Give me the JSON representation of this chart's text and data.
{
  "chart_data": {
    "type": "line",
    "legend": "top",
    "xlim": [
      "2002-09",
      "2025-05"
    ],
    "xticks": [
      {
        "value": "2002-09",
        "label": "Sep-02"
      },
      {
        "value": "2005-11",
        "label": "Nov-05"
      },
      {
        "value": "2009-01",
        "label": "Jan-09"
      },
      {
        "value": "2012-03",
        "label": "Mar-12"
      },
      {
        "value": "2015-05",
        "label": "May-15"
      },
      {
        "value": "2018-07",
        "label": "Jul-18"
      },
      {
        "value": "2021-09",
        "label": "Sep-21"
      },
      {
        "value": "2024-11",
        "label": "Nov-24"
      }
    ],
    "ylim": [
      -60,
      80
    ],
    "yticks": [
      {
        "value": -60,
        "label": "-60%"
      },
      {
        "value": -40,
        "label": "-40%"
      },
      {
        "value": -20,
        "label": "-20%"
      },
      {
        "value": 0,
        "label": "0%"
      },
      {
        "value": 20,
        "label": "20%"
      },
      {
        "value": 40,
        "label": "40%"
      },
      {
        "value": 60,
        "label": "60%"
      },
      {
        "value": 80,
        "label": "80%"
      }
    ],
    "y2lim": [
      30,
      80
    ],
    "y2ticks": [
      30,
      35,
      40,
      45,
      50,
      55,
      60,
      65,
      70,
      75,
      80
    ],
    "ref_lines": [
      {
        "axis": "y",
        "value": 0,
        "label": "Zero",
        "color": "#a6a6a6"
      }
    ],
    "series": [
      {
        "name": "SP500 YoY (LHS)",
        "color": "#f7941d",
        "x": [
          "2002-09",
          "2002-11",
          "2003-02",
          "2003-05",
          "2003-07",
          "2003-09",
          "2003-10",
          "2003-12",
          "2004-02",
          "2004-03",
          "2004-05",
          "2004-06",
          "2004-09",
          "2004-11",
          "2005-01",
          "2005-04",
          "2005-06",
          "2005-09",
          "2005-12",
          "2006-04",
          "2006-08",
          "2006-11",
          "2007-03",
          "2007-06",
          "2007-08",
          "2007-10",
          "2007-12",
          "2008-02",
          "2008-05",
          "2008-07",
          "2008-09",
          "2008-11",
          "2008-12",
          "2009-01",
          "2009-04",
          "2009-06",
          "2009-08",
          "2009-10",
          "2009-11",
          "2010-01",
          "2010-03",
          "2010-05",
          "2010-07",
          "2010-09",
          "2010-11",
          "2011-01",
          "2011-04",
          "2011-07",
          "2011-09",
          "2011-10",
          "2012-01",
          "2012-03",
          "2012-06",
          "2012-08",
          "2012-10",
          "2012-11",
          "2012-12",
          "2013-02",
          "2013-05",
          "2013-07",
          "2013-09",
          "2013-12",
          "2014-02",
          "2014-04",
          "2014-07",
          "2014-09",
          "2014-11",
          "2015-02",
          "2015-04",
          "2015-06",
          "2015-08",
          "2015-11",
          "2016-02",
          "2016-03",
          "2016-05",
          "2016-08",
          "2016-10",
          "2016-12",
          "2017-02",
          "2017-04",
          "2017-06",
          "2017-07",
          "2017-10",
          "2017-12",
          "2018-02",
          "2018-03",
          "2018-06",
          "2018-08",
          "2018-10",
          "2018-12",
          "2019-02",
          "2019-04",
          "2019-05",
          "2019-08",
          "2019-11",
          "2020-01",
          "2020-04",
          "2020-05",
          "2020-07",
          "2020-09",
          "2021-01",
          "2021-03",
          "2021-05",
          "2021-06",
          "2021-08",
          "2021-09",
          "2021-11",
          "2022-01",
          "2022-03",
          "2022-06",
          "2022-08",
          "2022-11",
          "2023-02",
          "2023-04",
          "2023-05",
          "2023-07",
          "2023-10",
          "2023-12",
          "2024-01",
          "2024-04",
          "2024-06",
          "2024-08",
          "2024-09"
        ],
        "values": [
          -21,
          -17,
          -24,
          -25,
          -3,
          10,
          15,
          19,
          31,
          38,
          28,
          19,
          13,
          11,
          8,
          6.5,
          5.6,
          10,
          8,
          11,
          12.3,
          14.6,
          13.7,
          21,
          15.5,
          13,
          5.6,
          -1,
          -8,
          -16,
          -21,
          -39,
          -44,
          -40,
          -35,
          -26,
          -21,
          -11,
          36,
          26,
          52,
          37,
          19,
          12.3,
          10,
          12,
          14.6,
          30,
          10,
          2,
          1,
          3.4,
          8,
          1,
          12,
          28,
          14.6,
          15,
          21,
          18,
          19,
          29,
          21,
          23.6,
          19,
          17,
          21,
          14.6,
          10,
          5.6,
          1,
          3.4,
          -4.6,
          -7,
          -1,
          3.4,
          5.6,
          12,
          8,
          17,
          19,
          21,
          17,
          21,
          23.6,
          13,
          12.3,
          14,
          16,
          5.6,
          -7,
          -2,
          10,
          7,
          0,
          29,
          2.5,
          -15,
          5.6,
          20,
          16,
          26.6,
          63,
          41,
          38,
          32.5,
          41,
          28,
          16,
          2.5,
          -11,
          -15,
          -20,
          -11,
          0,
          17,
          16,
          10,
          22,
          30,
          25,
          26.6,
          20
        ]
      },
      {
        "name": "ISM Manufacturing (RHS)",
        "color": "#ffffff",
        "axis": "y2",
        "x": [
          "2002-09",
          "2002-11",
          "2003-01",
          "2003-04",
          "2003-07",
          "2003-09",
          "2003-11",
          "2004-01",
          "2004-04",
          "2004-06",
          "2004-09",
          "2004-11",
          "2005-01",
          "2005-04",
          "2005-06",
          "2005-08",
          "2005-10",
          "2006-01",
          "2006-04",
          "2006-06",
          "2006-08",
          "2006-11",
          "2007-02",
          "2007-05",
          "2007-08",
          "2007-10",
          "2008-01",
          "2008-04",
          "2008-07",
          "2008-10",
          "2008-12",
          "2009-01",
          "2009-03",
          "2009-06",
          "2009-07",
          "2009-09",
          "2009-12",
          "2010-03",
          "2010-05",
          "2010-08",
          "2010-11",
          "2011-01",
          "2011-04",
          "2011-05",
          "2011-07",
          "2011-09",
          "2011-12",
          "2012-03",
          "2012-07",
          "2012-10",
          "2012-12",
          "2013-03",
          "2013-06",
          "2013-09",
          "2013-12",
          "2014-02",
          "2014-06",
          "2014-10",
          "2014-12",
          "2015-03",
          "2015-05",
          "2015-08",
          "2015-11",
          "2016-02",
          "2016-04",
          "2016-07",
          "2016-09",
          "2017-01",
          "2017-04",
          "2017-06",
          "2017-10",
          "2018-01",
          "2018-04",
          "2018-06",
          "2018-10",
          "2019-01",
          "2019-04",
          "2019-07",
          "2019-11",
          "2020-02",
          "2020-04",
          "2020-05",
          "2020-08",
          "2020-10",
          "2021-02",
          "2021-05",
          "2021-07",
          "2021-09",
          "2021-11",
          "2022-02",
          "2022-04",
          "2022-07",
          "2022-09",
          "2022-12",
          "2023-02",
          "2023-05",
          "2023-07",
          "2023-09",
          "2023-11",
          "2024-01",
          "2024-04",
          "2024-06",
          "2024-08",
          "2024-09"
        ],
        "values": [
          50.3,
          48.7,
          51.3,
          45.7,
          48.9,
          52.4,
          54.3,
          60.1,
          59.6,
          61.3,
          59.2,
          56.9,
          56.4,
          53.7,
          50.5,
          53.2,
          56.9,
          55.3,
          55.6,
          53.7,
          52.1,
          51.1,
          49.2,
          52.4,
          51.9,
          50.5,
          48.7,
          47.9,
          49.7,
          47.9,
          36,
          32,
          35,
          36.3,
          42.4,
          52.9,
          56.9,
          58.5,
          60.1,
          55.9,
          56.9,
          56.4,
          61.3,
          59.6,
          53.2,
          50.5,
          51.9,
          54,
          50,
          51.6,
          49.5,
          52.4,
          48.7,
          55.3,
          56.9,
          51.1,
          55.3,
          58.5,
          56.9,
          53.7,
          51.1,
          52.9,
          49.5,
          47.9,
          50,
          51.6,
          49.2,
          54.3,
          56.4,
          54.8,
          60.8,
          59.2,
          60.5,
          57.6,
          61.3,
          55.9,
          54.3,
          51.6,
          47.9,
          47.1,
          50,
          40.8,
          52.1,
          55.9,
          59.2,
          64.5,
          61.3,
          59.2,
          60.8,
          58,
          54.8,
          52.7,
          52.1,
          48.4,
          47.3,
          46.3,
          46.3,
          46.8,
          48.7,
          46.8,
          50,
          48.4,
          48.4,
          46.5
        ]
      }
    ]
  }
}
════════
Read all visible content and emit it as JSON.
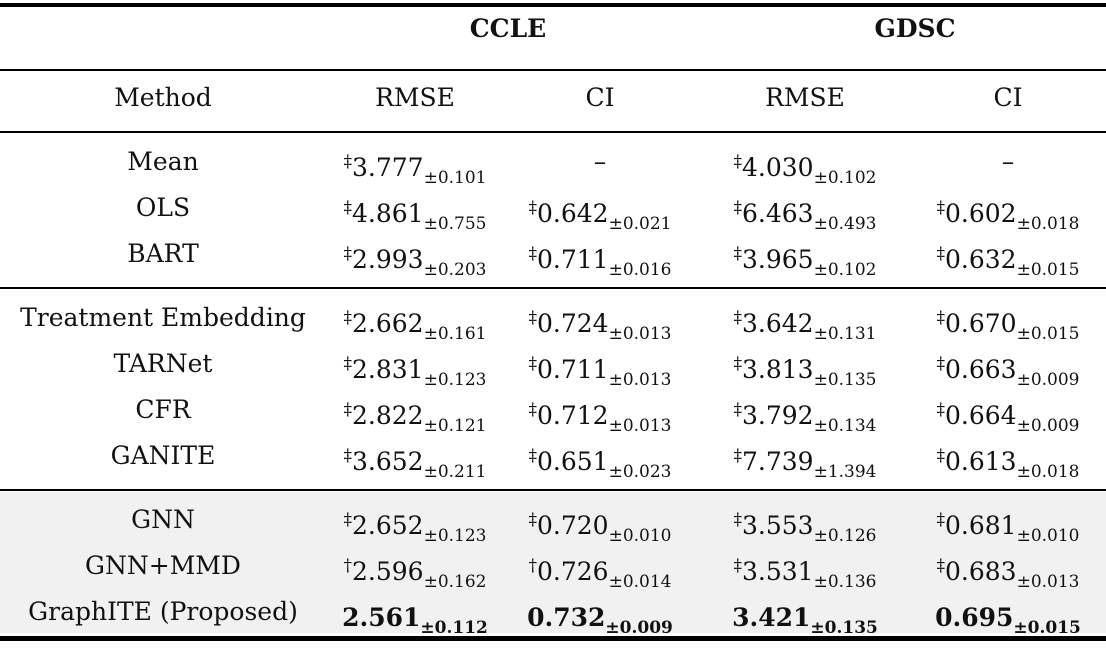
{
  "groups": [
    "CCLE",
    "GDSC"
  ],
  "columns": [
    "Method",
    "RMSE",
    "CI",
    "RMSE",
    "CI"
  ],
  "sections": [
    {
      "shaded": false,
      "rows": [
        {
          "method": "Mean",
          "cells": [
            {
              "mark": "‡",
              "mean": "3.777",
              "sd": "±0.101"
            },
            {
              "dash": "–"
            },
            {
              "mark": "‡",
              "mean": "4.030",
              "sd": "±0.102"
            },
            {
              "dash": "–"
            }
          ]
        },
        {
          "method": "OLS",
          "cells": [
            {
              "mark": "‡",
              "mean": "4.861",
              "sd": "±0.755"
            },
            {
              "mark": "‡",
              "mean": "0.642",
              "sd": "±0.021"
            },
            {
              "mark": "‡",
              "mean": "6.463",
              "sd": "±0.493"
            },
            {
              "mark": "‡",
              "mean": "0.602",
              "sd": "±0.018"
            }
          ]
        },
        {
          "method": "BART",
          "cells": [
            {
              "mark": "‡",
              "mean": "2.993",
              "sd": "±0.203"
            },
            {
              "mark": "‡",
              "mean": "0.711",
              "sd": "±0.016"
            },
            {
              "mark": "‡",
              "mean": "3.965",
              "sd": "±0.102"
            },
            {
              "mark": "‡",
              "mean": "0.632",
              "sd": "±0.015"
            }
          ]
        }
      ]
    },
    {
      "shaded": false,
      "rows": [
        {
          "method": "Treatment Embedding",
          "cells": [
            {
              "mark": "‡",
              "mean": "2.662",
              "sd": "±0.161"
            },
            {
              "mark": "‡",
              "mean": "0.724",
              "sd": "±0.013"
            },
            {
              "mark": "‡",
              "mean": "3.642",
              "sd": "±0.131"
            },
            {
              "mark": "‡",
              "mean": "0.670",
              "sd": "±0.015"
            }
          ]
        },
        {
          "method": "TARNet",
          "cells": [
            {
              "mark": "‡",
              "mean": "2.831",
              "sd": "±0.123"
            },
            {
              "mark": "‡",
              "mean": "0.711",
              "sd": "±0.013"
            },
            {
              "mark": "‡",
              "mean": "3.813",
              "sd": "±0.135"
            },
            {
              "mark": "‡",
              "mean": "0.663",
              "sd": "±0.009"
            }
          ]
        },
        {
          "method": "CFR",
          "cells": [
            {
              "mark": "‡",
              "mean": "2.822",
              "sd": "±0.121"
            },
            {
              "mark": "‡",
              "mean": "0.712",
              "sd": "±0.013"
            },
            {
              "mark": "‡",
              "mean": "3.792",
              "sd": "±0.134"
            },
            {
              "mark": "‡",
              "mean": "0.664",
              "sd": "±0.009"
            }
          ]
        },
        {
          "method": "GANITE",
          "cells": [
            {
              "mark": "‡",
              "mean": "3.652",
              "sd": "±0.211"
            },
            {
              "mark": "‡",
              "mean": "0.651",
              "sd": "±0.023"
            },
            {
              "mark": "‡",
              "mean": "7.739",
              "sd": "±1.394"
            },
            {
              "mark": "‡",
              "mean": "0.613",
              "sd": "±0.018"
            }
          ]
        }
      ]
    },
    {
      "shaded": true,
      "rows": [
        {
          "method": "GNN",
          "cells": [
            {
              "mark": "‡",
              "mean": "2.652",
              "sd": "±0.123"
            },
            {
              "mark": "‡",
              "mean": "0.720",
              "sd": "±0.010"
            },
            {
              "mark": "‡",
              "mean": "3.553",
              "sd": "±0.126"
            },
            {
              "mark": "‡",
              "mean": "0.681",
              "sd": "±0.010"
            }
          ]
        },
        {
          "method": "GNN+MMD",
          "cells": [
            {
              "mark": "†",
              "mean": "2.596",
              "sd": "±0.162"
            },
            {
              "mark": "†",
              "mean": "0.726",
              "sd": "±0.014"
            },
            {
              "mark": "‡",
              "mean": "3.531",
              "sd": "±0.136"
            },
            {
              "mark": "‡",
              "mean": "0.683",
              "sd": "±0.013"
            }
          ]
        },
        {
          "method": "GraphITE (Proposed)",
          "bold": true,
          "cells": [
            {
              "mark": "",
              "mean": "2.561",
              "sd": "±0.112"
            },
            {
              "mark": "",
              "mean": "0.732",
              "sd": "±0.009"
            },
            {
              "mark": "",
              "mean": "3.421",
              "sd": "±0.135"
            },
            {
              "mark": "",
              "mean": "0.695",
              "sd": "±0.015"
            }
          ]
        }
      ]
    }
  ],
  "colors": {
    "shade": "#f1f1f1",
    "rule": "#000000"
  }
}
════════
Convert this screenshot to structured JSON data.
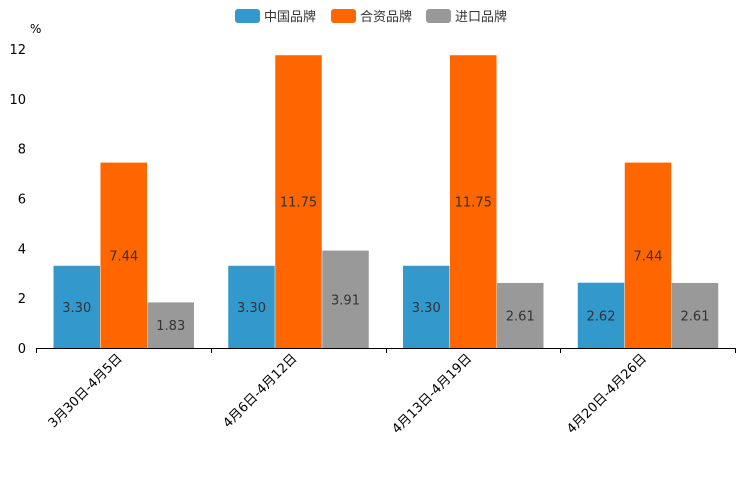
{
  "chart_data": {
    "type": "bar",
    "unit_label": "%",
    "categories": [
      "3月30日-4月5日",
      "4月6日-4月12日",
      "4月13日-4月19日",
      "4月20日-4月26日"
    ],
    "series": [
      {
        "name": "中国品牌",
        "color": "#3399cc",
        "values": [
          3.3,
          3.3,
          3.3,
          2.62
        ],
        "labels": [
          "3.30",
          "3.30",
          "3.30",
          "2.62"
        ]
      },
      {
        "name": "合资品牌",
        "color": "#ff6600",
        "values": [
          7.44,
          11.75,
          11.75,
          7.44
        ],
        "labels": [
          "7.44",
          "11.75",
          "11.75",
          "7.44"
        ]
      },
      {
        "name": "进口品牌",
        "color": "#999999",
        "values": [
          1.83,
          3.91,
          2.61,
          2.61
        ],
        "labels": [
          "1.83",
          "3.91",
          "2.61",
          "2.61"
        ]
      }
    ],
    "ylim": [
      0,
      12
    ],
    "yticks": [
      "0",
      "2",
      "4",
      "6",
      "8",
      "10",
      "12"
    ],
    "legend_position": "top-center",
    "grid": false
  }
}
════════
● DIRECTIONS: Look over the listing. Pull out every line with the string "this" in it.

● SOLVED EXERCISE:
Give me the JSON representation of this chart's text and data.
Convert this screenshot to structured JSON data.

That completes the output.